## TASK TO COMPLETE
All of the material below is to be retyped exactly.

[Figure contents as structured data]
════

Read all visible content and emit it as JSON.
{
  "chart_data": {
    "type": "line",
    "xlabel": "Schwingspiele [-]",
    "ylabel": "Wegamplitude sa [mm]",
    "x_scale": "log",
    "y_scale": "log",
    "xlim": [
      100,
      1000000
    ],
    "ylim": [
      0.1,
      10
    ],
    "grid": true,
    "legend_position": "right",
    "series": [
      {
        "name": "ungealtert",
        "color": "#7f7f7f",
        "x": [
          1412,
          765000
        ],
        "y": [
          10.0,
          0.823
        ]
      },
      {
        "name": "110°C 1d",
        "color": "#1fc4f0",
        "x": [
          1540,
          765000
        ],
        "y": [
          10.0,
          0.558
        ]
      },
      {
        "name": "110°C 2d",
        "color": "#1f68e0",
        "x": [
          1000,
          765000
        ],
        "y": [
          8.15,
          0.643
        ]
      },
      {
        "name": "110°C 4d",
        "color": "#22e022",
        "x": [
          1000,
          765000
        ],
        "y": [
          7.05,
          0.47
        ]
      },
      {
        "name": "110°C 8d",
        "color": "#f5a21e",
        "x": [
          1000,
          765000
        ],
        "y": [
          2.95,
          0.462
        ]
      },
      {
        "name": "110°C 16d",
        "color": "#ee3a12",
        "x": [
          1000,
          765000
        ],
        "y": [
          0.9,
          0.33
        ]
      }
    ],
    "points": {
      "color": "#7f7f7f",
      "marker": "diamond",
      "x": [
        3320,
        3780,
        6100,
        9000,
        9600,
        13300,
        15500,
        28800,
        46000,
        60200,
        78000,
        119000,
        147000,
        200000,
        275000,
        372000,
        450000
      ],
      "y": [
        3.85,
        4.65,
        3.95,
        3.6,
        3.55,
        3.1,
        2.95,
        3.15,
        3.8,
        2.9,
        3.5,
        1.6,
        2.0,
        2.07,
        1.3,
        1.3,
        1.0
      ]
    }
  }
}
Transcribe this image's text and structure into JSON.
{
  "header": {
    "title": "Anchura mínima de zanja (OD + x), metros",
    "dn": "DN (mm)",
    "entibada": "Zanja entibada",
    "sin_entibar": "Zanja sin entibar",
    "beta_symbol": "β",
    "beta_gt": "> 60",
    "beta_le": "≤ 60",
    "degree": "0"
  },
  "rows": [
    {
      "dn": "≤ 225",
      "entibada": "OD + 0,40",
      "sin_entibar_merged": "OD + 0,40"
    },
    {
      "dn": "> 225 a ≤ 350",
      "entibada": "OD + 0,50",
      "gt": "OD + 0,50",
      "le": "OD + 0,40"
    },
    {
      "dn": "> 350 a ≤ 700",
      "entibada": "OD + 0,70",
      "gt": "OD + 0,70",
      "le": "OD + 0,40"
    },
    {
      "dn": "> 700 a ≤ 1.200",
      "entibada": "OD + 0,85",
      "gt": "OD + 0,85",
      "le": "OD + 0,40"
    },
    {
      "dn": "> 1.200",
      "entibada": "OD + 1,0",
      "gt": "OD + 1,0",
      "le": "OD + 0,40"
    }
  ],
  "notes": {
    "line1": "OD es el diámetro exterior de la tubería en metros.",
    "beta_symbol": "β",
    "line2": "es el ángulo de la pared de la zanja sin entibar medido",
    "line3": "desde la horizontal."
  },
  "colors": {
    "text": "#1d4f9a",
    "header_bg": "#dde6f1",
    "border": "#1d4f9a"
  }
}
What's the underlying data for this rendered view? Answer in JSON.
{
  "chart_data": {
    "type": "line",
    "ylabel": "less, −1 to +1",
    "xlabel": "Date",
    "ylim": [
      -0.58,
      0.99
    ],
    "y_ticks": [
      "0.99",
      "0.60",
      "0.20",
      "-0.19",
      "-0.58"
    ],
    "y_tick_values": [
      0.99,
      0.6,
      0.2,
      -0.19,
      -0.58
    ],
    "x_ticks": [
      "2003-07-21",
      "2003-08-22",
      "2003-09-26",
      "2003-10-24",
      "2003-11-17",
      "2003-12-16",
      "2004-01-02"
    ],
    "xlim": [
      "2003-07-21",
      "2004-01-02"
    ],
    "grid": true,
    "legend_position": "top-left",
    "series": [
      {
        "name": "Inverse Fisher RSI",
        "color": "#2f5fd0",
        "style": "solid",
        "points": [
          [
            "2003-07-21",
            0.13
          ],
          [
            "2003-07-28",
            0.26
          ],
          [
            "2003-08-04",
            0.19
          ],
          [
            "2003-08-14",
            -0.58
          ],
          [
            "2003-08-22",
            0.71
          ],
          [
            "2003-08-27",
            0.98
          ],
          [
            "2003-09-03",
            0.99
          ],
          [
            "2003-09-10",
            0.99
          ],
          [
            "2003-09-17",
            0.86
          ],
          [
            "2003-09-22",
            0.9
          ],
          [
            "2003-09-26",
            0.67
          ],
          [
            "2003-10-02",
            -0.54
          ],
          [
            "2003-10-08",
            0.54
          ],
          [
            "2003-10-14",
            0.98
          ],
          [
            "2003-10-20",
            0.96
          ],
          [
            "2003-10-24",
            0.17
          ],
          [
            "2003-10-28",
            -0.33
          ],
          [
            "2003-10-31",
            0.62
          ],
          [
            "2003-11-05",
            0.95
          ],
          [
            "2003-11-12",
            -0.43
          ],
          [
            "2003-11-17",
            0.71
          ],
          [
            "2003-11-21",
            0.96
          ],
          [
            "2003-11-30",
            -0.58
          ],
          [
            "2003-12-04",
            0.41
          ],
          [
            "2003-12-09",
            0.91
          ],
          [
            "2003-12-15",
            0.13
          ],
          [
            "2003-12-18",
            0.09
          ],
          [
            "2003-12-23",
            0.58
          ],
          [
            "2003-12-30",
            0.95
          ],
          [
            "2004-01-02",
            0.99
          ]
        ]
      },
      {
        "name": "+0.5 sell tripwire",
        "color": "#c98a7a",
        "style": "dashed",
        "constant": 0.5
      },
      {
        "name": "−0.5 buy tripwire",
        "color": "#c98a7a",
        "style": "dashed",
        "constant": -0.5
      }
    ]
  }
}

════

## PROBLEM SOLUTION
Read all visible content and emit it as JSON.
{
  "chart_data": {
    "type": "line",
    "xlabel": "Schwingspiele [-]",
    "ylabel": "Wegamplitude sa [mm]",
    "x_scale": "log",
    "y_scale": "log",
    "xlim": [
      100,
      1000000
    ],
    "ylim": [
      0.1,
      10
    ],
    "grid": true,
    "legend_position": "right",
    "series": [
      {
        "name": "ungealtert",
        "color": "#7f7f7f",
        "x": [
          1412,
          765000
        ],
        "y": [
          10.0,
          0.823
        ]
      },
      {
        "name": "110°C 1d",
        "color": "#1fc4f0",
        "x": [
          1540,
          765000
        ],
        "y": [
          10.0,
          0.558
        ]
      },
      {
        "name": "110°C 2d",
        "color": "#1f68e0",
        "x": [
          1000,
          765000
        ],
        "y": [
          8.15,
          0.643
        ]
      },
      {
        "name": "110°C 4d",
        "color": "#22e022",
        "x": [
          1000,
          765000
        ],
        "y": [
          7.05,
          0.47
        ]
      },
      {
        "name": "110°C 8d",
        "color": "#f5a21e",
        "x": [
          1000,
          765000
        ],
        "y": [
          2.95,
          0.462
        ]
      },
      {
        "name": "110°C 16d",
        "color": "#ee3a12",
        "x": [
          1000,
          765000
        ],
        "y": [
          0.9,
          0.33
        ]
      }
    ],
    "points": {
      "color": "#7f7f7f",
      "marker": "diamond",
      "x": [
        3320,
        3780,
        6100,
        9000,
        9600,
        13300,
        15500,
        28800,
        46000,
        60200,
        78000,
        119000,
        147000,
        200000,
        275000,
        372000,
        450000
      ],
      "y": [
        3.85,
        4.65,
        3.95,
        3.6,
        3.55,
        3.1,
        2.95,
        3.15,
        3.8,
        2.9,
        3.5,
        1.6,
        2.0,
        2.07,
        1.3,
        1.3,
        1.0
      ]
    }
  }
}
Transcribe this image's text and structure into JSON.
{
  "header": {
    "title": "Anchura mínima de zanja (OD + x), metros",
    "dn": "DN (mm)",
    "entibada": "Zanja entibada",
    "sin_entibar": "Zanja sin entibar",
    "beta_symbol": "β",
    "beta_gt": "> 60",
    "beta_le": "≤ 60",
    "degree": "0"
  },
  "rows": [
    {
      "dn": "≤ 225",
      "entibada": "OD + 0,40",
      "sin_entibar_merged": "OD + 0,40"
    },
    {
      "dn": "> 225 a ≤ 350",
      "entibada": "OD + 0,50",
      "gt": "OD + 0,50",
      "le": "OD + 0,40"
    },
    {
      "dn": "> 350 a ≤ 700",
      "entibada": "OD + 0,70",
      "gt": "OD + 0,70",
      "le": "OD + 0,40"
    },
    {
      "dn": "> 700 a ≤ 1.200",
      "entibada": "OD + 0,85",
      "gt": "OD + 0,85",
      "le": "OD + 0,40"
    },
    {
      "dn": "> 1.200",
      "entibada": "OD + 1,0",
      "gt": "OD + 1,0",
      "le": "OD + 0,40"
    }
  ],
  "notes": {
    "line1": "OD es el diámetro exterior de la tubería en metros.",
    "beta_symbol": "β",
    "line2": "es el ángulo de la pared de la zanja sin entibar medido",
    "line3": "desde la horizontal."
  },
  "colors": {
    "text": "#1d4f9a",
    "header_bg": "#dde6f1",
    "border": "#1d4f9a"
  }
}
What's the underlying data for this rendered view? Answer in JSON.
{
  "chart_data": {
    "type": "line",
    "ylabel": "less, −1 to +1",
    "xlabel": "Date",
    "ylim": [
      -0.58,
      0.99
    ],
    "y_ticks": [
      "0.99",
      "0.60",
      "0.20",
      "-0.19",
      "-0.58"
    ],
    "y_tick_values": [
      0.99,
      0.6,
      0.2,
      -0.19,
      -0.58
    ],
    "x_ticks": [
      "2003-07-21",
      "2003-08-22",
      "2003-09-26",
      "2003-10-24",
      "2003-11-17",
      "2003-12-16",
      "2004-01-02"
    ],
    "xlim": [
      "2003-07-21",
      "2004-01-02"
    ],
    "grid": true,
    "legend_position": "top-left",
    "series": [
      {
        "name": "Inverse Fisher RSI",
        "color": "#2f5fd0",
        "style": "solid",
        "points": [
          [
            "2003-07-21",
            0.13
          ],
          [
            "2003-07-28",
            0.26
          ],
          [
            "2003-08-04",
            0.19
          ],
          [
            "2003-08-14",
            -0.58
          ],
          [
            "2003-08-22",
            0.71
          ],
          [
            "2003-08-27",
            0.98
          ],
          [
            "2003-09-03",
            0.99
          ],
          [
            "2003-09-10",
            0.99
          ],
          [
            "2003-09-17",
            0.86
          ],
          [
            "2003-09-22",
            0.9
          ],
          [
            "2003-09-26",
            0.67
          ],
          [
            "2003-10-02",
            -0.54
          ],
          [
            "2003-10-08",
            0.54
          ],
          [
            "2003-10-14",
            0.98
          ],
          [
            "2003-10-20",
            0.96
          ],
          [
            "2003-10-24",
            0.17
          ],
          [
            "2003-10-28",
            -0.33
          ],
          [
            "2003-10-31",
            0.62
          ],
          [
            "2003-11-05",
            0.95
          ],
          [
            "2003-11-12",
            -0.43
          ],
          [
            "2003-11-17",
            0.71
          ],
          [
            "2003-11-21",
            0.96
          ],
          [
            "2003-11-30",
            -0.58
          ],
          [
            "2003-12-04",
            0.41
          ],
          [
            "2003-12-09",
            0.91
          ],
          [
            "2003-12-15",
            0.13
          ],
          [
            "2003-12-18",
            0.09
          ],
          [
            "2003-12-23",
            0.58
          ],
          [
            "2003-12-30",
            0.95
          ],
          [
            "2004-01-02",
            0.99
          ]
        ]
      },
      {
        "name": "+0.5 sell tripwire",
        "color": "#c98a7a",
        "style": "dashed",
        "constant": 0.5
      },
      {
        "name": "−0.5 buy tripwire",
        "color": "#c98a7a",
        "style": "dashed",
        "constant": -0.5
      }
    ]
  }
}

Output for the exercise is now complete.